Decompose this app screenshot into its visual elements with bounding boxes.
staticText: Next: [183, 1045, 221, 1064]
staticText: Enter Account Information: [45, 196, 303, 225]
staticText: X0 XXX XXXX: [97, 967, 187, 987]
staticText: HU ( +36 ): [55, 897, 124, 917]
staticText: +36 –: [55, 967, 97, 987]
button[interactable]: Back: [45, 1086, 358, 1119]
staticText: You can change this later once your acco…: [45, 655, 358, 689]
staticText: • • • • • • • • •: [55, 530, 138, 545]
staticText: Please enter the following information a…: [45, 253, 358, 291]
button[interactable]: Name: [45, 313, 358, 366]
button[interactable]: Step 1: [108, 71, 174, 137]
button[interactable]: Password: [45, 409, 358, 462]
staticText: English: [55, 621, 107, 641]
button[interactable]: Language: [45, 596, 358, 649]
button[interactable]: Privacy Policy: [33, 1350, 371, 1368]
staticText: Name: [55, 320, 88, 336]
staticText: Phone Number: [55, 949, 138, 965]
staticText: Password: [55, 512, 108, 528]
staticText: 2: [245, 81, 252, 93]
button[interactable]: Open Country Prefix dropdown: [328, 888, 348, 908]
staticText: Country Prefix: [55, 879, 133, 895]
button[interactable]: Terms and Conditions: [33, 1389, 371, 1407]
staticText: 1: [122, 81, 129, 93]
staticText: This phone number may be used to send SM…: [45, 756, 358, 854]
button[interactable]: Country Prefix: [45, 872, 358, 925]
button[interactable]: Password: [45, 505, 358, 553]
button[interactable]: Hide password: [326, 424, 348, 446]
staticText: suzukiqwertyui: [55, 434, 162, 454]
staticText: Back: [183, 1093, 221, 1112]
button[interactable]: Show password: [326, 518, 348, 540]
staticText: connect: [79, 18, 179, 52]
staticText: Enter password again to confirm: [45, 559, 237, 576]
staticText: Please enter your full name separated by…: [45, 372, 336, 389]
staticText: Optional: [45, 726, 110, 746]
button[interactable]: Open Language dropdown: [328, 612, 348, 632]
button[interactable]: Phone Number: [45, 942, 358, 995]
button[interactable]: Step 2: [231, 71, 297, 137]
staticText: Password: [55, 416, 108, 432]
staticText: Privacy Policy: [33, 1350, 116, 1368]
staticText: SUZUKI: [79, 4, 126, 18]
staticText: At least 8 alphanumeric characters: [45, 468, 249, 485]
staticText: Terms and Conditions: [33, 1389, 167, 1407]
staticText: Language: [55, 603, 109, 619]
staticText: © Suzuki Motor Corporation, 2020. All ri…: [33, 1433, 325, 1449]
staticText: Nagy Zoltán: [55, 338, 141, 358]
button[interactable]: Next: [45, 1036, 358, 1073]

__Task requirements__. Reproduce the data word for word, from its first line through the line containing "staticText: Please enter the", including both of those lines.

__Task output__.
Decompose this app screenshot into its visual elements with bounding boxes.
staticText: Next: [183, 1045, 221, 1064]
staticText: Enter Account Information: [45, 196, 303, 225]
staticText: X0 XXX XXXX: [97, 967, 187, 987]
staticText: HU ( +36 ): [55, 897, 124, 917]
staticText: +36 –: [55, 967, 97, 987]
button[interactable]: Back: [45, 1086, 358, 1119]
staticText: You can change this later once your acco…: [45, 655, 358, 689]
staticText: • • • • • • • • •: [55, 530, 138, 545]
staticText: Please enter the following information a…: [45, 253, 358, 291]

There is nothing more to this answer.